▶ FRAGMENTO DEL DOCUMENTO:

La amistad con John marcó la vida de Clarence Kailin, que hizo del recuerdo de su amigo una causa personal. Recopiló toda la información, testimonios, cartas, que quedaban sobre John, y edificó un libro en su memoria que narra la historia de un hombre que fue mucho más allá de él. Las cartas personales de John Cookson, la mayoría dirigidas a su padre, forman el grueso fundamental del libro de Clarence Kailin. En tales escritos se refleja la capacidad intelectual y sobre todo la conciencia social desarrollada por un hombre extraordinario, un hombre que era aún un chico en muchos aspectos, un joven que mantiene con su padre la relación del aprendiz, del lazarillo que requiere de su guía, aunque sepa que es él quien mejor conoce el dibujo del camino por recorrer, y quien está enseñando mientras aprende.

▶ EJERCICIO PROPUESTO: Continúa el fragmento sobre John Cookson y Clarence Kailin a partir de su última oración. Para resolver esto no se necesitan los datos.

Entradas de datos:
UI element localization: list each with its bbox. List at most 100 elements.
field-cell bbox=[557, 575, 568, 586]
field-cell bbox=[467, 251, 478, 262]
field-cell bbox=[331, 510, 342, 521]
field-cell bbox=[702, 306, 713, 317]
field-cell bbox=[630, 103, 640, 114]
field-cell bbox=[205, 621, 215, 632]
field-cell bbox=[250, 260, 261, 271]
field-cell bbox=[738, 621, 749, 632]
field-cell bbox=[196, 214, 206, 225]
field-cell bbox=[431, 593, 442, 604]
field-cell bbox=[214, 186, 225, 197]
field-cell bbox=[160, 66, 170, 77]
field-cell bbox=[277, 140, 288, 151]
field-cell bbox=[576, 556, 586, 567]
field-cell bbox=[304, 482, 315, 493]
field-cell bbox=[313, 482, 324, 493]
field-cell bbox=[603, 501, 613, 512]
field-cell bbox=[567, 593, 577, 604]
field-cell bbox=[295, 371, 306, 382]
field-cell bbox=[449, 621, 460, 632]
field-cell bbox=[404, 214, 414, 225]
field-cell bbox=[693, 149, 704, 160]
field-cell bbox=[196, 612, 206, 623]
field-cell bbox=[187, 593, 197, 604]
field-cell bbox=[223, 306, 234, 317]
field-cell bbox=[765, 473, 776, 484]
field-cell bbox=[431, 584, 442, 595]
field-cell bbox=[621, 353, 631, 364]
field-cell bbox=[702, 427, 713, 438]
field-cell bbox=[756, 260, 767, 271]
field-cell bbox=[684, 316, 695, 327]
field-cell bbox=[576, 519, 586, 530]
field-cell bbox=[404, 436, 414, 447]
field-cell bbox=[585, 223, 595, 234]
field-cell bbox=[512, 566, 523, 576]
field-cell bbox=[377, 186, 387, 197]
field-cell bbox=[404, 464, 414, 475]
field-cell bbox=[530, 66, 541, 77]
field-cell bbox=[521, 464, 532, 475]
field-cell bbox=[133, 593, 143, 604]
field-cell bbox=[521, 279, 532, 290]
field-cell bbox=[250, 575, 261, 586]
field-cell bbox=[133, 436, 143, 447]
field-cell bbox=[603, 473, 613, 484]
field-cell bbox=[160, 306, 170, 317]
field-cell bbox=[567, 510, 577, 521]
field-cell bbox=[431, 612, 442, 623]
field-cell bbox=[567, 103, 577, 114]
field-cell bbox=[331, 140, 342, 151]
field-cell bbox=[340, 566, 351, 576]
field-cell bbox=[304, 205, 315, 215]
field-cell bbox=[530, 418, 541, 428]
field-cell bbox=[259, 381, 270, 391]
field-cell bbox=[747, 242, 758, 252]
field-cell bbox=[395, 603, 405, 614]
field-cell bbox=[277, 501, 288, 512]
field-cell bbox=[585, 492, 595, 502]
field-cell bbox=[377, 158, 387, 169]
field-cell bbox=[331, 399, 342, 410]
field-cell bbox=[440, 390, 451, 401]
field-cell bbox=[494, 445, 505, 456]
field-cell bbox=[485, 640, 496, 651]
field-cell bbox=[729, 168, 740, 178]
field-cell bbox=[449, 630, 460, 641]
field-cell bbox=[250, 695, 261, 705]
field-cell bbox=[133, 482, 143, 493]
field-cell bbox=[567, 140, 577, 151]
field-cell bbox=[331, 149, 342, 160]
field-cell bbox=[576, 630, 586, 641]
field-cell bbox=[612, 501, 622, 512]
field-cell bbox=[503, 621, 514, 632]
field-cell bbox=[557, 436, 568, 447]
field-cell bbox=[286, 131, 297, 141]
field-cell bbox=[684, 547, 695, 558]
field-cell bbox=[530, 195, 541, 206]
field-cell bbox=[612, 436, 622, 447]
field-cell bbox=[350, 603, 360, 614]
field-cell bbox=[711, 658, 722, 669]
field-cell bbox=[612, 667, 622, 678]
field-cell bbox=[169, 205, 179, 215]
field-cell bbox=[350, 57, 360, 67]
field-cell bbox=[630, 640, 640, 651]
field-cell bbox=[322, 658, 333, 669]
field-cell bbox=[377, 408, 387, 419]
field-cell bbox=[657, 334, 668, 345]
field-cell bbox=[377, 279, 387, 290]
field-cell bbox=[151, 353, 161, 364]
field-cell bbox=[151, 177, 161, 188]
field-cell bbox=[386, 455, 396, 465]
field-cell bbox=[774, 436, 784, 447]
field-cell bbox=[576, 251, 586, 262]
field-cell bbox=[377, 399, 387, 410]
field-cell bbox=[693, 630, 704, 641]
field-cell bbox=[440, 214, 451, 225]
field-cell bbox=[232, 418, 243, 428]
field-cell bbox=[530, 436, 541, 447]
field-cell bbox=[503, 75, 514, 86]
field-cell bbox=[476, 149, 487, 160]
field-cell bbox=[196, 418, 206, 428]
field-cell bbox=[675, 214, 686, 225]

▶ RESULTADO DEL EJERCICIO:
Las cartas entre el padre y el hijo son conmovedoras. Lo son para el lector, y lo fueron para sus autores. A menudo, el tema de sus conversaciones versa sobre las dudas del padre acerca de la misión de su hijo, y los argumentos del hijo para hacer entender al padre el sentido de su proceder. El 20 de agosto de 1938, el señor Cookson padre llevó a la oficina postal de Green Bay, Wisconsin, una nueva carta para su hijo en España. Fue la última que leyó John apenas un día o dos antes de su muerte; quienes fueron testigos del momento de su lectura, contaron que a John se le vio ostensiblemente emocionado y orgulloso de las palabras que le enviaba su padre: “Mantente haciendo tu buen trabajo. Podría ser en vano, pero no hay vuelta de hoja, si yo tuviera tu edad, también estaría contigo. […] Tiene más razón un hombre en morir joven, habiendo muerto por una causa, que en vivir una vida entera sin ninguna”.
La tumba de John Cookson, en Marsá
John Cookson moriría joven por una causa. Fue de los últimos brigadistas en caer en suelo español. Un pedazo de metralla despedido tras la explosión de un obús impactó en su pecho y murió al instante. En el frente del Ebro. Su cuerpo fue trasladado al hospital de campaña más cercano, en un pueblecito de Tarragona llamado Marsá —Marçà, en catalán—, donde ha estado desde entonces, constituyendo un capítulo póstumo de su historia.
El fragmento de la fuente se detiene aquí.